* **SHORT TASK**
Locate the lines that hold the string "Policy". Copy every such line.

------------------------------------------------------------

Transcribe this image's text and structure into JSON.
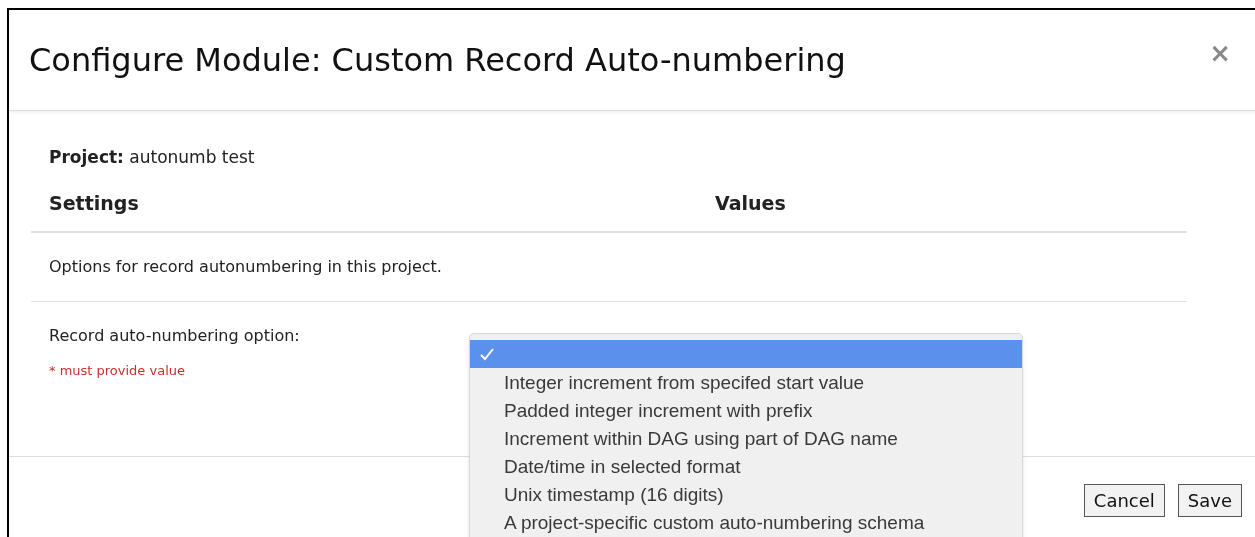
{
  "dialog": {
    "title": "Configure Module: Custom Record Auto-numbering",
    "close": "×"
  },
  "project": {
    "label": "Project:",
    "value": "autonumb test"
  },
  "table": {
    "columns": [
      "Settings",
      "Values"
    ]
  },
  "description": "Options for record autonumbering in this project.",
  "field": {
    "label": "Record auto-numbering option:",
    "required_note": "* must provide value"
  },
  "dropdown": {
    "options": [
      {
        "selected": true
      },
      {
        "label": "Integer increment from specifed start value",
        "selected": false
      },
      {
        "label": "Padded integer increment with prefix",
        "selected": false
      },
      {
        "label": "Increment within DAG using part of DAG name",
        "selected": false
      },
      {
        "label": "Date/time in selected format",
        "selected": false
      },
      {
        "label": "Unix timestamp (16 digits)",
        "selected": false
      },
      {
        "label": "A project-specific custom auto-numbering schema",
        "selected": false
      }
    ]
  },
  "buttons": [
    "Cancel",
    "Save"
  ]
}
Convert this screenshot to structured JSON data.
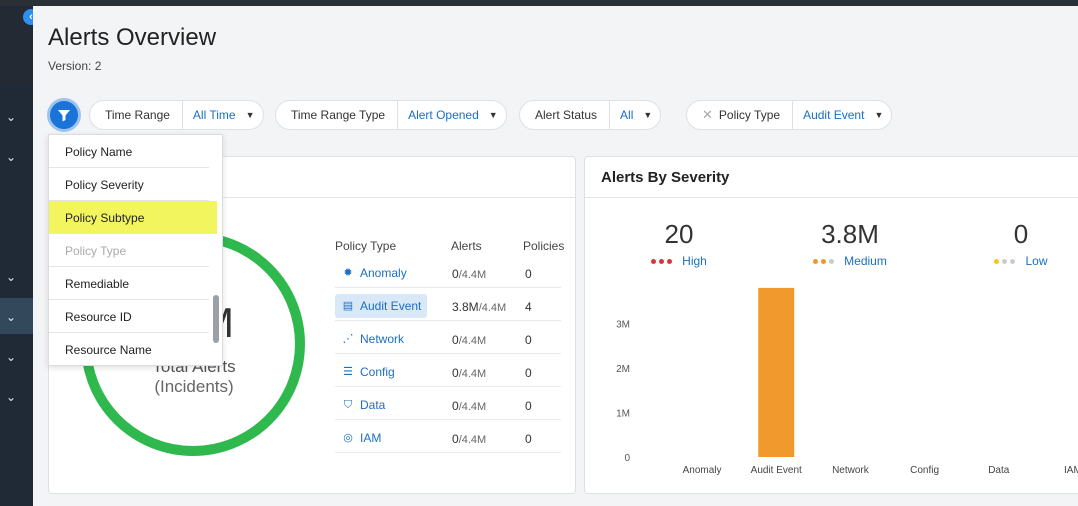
{
  "header": {
    "title": "Alerts Overview",
    "version": "Version: 2"
  },
  "filters": [
    {
      "label": "Time Range",
      "value": "All Time"
    },
    {
      "label": "Time Range Type",
      "value": "Alert Opened"
    },
    {
      "label": "Alert Status",
      "value": "All"
    },
    {
      "label": "Policy Type",
      "value": "Audit Event"
    }
  ],
  "dropdown": {
    "items": [
      "Policy Name",
      "Policy Severity",
      "Policy Subtype",
      "Policy Type",
      "Remediable",
      "Resource ID",
      "Resource Name"
    ],
    "highlighted": "Policy Subtype",
    "disabled": "Policy Type"
  },
  "left_card": {
    "total_number": "M",
    "total_label": "Total Alerts",
    "total_sublabel": "(Incidents)",
    "columns": [
      "Policy Type",
      "Alerts",
      "Policies"
    ],
    "rows": [
      {
        "icon": "anomaly-icon",
        "type": "Anomaly",
        "alerts": "0",
        "of": "/4.4M",
        "policies": "0"
      },
      {
        "icon": "audit-event-icon",
        "type": "Audit Event",
        "alerts": "3.8M",
        "of": "/4.4M",
        "policies": "4",
        "selected": true
      },
      {
        "icon": "network-icon",
        "type": "Network",
        "alerts": "0",
        "of": "/4.4M",
        "policies": "0"
      },
      {
        "icon": "config-icon",
        "type": "Config",
        "alerts": "0",
        "of": "/4.4M",
        "policies": "0"
      },
      {
        "icon": "data-icon",
        "type": "Data",
        "alerts": "0",
        "of": "/4.4M",
        "policies": "0"
      },
      {
        "icon": "iam-icon",
        "type": "IAM",
        "alerts": "0",
        "of": "/4.4M",
        "policies": "0"
      }
    ],
    "ring_color": "#2fb84e"
  },
  "right_card": {
    "title": "Alerts By Severity",
    "severity": [
      {
        "count": "20",
        "label": "High",
        "dot_colors": [
          "#d9363e",
          "#d9363e",
          "#d9363e"
        ]
      },
      {
        "count": "3.8M",
        "label": "Medium",
        "dot_colors": [
          "#f0962e",
          "#f0962e",
          "#cccccc"
        ]
      },
      {
        "count": "0",
        "label": "Low",
        "dot_colors": [
          "#f5c518",
          "#cccccc",
          "#cccccc"
        ]
      }
    ]
  },
  "chart_data": {
    "type": "bar",
    "categories": [
      "Anomaly",
      "Audit Event",
      "Network",
      "Config",
      "Data",
      "IAM"
    ],
    "values": [
      0,
      3800000,
      0,
      0,
      0,
      0
    ],
    "yticks": [
      "0",
      "1M",
      "2M",
      "3M"
    ],
    "ylim": [
      0,
      4000000
    ],
    "bar_color": "#f09a2e"
  }
}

------------------------------------------------------------

* **RESULT OF THIS TASK**
      "label": "Policy Type",
      "Policy Name",
      "Policy Severity",
      "Policy Subtype",
      "Policy Type",
    "highlighted": "Policy Subtype",
    "disabled": "Policy Type"
      "Policy Type",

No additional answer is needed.